◆ **WORK INSTRUCTIONS**
Every line with the word "What" in it should be extracted from the data that follows.
***
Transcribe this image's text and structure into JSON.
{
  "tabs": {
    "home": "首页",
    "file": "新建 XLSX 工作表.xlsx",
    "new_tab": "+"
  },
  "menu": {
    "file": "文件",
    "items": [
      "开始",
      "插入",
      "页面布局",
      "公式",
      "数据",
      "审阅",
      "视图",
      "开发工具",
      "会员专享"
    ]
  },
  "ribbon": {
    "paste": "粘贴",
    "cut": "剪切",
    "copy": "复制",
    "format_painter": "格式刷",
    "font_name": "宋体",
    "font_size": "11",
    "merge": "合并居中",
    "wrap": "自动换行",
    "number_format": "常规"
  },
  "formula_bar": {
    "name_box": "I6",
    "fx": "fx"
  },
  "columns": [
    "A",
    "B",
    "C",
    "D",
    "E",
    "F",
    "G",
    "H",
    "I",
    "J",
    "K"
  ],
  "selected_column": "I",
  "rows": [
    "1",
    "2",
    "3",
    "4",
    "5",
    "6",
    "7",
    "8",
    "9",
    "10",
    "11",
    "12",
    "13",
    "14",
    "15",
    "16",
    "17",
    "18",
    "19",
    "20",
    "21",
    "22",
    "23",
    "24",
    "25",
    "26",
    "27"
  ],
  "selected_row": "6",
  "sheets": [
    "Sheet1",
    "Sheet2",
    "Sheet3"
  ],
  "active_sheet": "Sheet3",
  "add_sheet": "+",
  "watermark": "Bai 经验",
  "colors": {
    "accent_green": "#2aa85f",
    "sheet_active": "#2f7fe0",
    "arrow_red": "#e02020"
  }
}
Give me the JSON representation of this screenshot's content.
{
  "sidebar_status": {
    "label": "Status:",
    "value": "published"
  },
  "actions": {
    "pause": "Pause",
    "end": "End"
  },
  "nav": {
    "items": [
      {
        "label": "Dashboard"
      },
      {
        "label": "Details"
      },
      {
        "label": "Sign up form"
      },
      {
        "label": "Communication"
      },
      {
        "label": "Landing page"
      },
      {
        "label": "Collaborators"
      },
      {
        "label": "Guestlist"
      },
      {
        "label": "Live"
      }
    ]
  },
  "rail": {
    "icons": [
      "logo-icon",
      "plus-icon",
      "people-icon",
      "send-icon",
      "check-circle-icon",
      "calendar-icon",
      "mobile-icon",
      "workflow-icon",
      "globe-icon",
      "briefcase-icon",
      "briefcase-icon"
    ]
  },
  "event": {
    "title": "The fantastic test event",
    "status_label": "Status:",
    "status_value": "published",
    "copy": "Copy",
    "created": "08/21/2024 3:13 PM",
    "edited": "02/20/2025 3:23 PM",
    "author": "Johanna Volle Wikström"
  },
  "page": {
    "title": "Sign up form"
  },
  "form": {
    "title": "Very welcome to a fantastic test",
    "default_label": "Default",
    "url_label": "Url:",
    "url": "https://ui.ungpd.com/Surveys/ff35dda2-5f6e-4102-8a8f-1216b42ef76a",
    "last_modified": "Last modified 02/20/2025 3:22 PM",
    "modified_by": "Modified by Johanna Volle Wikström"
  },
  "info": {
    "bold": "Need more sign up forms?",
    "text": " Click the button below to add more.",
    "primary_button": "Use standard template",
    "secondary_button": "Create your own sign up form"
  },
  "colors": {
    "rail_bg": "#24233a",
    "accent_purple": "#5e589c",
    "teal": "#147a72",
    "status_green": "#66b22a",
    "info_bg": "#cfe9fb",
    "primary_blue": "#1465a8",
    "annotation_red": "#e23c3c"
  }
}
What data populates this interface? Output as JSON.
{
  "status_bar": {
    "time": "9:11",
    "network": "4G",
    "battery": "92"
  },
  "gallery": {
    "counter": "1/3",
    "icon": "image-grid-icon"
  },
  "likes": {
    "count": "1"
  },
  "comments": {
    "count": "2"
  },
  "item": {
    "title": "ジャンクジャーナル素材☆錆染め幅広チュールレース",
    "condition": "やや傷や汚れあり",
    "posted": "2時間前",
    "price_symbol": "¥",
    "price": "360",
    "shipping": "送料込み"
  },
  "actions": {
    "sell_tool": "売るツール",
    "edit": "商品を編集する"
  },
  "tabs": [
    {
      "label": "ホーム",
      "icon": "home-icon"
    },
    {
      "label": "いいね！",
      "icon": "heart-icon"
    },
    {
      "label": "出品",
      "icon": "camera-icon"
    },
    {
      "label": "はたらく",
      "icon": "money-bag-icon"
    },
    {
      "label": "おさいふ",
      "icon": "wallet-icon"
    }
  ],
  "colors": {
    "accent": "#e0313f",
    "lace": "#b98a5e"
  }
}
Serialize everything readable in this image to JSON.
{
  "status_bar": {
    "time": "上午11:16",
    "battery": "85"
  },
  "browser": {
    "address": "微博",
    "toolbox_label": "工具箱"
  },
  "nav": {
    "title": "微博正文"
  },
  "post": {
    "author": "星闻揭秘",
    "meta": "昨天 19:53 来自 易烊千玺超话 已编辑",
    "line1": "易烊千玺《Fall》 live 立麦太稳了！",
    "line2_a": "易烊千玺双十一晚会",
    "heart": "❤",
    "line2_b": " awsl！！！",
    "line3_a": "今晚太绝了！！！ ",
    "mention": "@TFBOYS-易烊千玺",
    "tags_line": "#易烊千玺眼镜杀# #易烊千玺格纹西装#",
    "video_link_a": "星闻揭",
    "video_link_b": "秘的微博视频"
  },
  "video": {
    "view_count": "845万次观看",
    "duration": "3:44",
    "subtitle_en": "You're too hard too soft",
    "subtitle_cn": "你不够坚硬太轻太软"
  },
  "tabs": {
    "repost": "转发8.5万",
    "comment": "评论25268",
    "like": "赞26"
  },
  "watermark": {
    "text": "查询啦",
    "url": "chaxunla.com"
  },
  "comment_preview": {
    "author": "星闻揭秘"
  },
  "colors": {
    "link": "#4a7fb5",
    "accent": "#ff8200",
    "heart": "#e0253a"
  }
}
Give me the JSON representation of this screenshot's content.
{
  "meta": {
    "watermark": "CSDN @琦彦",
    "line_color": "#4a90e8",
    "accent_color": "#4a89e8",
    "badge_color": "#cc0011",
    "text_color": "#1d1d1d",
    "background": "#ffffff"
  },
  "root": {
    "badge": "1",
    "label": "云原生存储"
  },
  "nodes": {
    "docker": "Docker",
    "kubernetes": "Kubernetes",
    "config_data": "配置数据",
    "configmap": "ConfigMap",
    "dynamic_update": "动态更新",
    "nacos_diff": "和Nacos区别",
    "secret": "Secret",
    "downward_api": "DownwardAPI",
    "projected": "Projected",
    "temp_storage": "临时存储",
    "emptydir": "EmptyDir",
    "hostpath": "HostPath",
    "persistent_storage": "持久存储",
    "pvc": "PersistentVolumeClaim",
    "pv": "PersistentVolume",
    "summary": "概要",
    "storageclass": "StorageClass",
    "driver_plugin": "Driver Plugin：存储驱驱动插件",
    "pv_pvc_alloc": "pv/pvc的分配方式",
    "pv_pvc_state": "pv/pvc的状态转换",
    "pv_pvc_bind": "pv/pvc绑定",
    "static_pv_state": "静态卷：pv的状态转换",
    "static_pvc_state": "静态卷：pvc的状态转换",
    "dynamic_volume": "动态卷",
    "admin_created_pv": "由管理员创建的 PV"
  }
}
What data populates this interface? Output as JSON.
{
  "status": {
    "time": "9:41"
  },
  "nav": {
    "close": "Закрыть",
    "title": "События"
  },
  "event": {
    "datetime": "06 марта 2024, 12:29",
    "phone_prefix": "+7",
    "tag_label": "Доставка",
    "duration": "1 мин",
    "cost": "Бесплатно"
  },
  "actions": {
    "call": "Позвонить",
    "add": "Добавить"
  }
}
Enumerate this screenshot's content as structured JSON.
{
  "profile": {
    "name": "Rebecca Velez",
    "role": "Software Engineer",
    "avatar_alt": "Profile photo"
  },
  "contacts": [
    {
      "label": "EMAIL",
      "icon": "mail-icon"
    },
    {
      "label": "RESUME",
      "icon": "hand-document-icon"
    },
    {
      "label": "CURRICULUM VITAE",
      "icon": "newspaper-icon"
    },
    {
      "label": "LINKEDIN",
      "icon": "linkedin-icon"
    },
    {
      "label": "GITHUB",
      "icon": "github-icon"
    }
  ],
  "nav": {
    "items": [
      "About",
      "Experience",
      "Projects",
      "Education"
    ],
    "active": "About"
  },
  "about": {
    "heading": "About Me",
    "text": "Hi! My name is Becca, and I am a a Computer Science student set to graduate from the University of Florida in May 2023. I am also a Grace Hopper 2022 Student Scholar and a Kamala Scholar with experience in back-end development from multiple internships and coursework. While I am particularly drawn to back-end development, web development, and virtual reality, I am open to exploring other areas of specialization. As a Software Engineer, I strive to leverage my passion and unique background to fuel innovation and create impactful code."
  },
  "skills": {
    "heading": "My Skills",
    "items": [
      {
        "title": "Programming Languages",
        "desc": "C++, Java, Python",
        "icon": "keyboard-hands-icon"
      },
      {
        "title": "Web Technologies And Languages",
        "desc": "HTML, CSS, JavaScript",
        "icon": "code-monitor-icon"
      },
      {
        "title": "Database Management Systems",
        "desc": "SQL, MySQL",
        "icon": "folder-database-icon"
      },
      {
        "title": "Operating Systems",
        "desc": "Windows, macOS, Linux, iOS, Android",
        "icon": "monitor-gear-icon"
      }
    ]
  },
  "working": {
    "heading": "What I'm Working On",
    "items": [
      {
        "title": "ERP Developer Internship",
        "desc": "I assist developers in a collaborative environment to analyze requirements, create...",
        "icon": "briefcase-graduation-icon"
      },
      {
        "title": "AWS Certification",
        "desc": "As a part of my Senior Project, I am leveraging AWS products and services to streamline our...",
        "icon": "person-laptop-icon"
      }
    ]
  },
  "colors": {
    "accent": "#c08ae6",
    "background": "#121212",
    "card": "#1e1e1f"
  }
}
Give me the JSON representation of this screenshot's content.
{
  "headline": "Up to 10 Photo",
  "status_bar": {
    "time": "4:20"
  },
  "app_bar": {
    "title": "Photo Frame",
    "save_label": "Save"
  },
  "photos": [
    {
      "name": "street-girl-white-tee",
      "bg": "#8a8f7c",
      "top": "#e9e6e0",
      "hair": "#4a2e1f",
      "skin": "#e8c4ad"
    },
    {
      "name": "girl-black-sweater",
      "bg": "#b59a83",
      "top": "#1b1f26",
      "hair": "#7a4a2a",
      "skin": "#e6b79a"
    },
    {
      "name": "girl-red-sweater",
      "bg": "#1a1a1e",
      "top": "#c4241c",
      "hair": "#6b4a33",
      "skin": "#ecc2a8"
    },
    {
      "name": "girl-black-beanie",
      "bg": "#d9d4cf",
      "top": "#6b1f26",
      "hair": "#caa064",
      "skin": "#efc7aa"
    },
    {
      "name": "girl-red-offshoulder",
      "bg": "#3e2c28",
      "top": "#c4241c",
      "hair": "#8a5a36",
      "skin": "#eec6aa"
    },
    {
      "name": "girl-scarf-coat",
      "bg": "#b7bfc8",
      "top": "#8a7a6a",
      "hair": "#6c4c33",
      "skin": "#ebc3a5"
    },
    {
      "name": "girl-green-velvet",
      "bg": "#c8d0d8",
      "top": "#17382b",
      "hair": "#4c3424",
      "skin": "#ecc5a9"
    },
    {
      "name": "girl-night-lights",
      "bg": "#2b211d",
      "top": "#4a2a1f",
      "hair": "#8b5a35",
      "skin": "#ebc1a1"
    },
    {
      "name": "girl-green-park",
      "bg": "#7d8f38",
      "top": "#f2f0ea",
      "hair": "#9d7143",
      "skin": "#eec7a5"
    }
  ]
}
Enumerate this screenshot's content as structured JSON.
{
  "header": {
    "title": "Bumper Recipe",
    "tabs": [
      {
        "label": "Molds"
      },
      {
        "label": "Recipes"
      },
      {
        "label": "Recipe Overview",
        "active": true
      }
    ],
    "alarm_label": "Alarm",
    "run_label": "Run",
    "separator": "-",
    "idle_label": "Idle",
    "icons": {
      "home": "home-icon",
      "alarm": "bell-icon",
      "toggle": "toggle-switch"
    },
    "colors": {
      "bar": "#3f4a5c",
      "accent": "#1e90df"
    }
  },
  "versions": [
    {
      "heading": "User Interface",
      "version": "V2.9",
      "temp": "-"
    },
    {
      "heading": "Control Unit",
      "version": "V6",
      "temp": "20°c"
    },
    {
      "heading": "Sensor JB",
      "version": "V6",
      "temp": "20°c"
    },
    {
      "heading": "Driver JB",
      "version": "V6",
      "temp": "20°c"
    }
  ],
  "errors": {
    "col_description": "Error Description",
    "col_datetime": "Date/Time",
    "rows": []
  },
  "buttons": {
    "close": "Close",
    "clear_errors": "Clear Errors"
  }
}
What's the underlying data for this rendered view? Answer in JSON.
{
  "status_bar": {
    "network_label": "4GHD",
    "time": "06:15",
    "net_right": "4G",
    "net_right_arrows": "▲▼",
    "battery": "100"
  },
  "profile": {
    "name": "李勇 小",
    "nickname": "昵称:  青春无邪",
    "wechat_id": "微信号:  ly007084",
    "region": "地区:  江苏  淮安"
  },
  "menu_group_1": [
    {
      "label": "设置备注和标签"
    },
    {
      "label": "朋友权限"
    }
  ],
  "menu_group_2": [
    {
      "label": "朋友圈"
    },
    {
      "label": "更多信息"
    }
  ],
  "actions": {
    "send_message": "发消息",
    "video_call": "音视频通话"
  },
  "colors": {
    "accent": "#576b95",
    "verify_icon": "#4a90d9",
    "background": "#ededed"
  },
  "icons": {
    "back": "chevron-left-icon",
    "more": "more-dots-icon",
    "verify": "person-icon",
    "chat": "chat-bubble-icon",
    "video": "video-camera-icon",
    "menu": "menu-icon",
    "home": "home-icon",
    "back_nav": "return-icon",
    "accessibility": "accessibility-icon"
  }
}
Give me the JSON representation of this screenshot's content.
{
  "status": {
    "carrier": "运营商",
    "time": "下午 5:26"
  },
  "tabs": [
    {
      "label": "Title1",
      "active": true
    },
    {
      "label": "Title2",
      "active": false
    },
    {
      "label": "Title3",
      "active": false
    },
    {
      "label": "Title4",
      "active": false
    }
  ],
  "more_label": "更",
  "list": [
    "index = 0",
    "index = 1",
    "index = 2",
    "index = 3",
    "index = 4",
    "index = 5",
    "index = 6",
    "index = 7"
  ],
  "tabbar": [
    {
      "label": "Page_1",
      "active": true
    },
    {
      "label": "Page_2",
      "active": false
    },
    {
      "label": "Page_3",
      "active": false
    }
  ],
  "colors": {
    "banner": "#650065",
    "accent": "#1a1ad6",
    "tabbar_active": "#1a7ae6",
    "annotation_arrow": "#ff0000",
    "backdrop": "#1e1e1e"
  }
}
***
◆ **RESULT OF THE TASK**
What data populates this interface? Output as JSON.
What data populates this interface? Output as JSON.
    "heading": "What I'm Working On",
What's the underlying data for this rendered view? Answer in JSON.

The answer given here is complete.